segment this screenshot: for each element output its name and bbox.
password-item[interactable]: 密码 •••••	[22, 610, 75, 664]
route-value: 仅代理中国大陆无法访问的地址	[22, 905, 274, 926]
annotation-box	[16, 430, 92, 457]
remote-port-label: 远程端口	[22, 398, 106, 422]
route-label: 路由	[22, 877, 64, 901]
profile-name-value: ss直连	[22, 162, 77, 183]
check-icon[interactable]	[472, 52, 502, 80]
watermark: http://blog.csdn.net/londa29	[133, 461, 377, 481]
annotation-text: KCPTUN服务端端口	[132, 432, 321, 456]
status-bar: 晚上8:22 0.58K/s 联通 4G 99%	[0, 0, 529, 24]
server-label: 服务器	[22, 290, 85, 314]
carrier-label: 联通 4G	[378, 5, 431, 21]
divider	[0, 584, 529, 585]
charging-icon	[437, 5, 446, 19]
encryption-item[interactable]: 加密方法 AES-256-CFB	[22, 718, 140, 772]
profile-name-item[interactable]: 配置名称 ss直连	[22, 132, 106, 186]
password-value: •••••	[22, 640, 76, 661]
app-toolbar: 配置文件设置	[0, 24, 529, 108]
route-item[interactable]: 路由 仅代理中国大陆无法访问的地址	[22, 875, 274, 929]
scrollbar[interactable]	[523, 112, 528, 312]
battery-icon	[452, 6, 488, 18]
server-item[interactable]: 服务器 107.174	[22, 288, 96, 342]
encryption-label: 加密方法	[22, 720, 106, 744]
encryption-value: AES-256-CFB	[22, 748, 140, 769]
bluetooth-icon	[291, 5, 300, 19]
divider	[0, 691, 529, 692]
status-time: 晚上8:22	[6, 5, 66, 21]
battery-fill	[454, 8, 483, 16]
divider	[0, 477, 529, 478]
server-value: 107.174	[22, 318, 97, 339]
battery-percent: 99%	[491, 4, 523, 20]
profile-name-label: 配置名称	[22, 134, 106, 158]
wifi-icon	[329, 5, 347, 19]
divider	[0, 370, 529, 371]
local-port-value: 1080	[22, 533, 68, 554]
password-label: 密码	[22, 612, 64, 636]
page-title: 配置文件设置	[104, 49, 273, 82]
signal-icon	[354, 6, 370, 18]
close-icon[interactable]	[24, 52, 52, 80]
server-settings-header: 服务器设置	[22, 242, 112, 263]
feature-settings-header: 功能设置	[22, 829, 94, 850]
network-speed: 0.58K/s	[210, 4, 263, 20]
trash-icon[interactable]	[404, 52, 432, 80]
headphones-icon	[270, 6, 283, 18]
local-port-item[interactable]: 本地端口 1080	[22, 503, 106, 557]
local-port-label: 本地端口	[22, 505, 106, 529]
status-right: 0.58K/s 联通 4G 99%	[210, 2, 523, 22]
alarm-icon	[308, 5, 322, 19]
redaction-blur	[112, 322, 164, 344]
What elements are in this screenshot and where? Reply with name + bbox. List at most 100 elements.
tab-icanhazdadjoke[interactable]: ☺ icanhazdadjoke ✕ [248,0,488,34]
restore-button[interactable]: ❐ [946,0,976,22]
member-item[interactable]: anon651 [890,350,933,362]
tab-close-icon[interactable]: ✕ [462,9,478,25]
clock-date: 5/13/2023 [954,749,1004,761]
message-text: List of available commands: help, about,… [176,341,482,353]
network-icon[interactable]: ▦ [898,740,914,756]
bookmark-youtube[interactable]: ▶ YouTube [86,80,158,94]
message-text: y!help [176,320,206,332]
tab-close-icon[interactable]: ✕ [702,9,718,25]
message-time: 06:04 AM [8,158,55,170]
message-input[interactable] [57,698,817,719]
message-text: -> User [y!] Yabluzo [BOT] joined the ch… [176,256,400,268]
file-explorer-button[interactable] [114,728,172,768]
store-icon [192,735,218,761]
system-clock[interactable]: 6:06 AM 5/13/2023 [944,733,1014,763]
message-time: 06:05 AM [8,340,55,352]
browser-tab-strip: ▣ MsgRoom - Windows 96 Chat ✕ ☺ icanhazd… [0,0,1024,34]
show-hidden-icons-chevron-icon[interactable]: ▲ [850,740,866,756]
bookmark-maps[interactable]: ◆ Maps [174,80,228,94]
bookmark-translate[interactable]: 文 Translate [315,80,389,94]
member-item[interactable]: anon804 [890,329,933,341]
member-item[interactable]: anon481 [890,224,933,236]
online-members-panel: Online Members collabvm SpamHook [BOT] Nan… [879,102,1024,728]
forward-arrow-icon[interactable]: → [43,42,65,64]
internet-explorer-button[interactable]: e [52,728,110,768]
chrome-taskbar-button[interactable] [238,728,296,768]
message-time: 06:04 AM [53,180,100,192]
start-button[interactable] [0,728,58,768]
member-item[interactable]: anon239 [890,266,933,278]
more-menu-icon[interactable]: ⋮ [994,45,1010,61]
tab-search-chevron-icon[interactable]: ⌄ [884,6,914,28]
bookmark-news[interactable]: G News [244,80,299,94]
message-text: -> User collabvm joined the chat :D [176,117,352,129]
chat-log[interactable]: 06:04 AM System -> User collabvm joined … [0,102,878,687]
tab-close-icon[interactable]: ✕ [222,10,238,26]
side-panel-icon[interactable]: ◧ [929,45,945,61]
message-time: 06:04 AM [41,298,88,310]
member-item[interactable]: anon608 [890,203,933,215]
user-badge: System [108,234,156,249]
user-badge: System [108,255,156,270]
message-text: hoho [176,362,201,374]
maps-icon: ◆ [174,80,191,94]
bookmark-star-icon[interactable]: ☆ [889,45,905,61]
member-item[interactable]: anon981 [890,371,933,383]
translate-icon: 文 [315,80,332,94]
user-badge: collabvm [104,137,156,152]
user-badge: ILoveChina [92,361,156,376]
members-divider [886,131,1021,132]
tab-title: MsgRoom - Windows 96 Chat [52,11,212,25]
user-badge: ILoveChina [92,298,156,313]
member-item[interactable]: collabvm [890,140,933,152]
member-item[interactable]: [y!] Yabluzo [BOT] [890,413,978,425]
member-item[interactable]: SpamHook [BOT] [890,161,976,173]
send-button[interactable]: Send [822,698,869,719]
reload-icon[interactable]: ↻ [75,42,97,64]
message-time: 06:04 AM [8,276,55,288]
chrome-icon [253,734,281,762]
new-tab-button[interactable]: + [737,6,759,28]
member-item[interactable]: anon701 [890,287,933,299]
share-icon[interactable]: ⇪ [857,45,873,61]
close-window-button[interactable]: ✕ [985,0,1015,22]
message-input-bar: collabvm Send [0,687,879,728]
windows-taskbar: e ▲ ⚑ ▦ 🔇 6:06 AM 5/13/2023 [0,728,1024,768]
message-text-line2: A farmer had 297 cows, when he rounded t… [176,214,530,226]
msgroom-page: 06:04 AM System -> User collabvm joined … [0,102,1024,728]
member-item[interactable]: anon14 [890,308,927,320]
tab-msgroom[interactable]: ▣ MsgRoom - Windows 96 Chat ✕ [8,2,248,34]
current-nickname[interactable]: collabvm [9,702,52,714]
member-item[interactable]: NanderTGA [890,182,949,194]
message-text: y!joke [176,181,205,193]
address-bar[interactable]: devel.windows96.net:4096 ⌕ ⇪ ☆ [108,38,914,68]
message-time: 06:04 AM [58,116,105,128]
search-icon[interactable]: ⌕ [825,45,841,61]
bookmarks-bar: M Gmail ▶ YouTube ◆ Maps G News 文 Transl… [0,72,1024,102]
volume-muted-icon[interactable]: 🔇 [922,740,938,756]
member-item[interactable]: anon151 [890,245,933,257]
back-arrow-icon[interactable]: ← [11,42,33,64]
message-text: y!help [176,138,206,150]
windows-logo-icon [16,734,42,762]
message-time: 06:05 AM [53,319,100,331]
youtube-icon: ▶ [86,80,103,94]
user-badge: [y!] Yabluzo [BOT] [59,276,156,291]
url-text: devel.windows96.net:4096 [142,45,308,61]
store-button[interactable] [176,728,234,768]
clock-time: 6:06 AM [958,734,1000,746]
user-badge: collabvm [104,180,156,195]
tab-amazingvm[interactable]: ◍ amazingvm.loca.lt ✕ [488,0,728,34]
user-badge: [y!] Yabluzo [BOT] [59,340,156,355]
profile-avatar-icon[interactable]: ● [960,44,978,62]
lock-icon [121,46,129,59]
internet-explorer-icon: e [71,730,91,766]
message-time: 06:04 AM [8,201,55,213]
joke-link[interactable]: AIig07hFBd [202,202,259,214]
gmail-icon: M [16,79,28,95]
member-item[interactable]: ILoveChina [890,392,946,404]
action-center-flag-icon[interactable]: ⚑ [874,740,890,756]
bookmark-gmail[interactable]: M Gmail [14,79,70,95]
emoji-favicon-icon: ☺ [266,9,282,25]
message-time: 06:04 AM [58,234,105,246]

§ Problem requirements
Print verbatim every line of the listing, from its first line through the line containing "398, 106, 422]", both included.

§ Worked answer
segment this screenshot: for each element output its name and bbox.
password-item[interactable]: 密码 •••••	[22, 610, 75, 664]
route-value: 仅代理中国大陆无法访问的地址	[22, 905, 274, 926]
annotation-box	[16, 430, 92, 457]
remote-port-label: 远程端口	[22, 398, 106, 422]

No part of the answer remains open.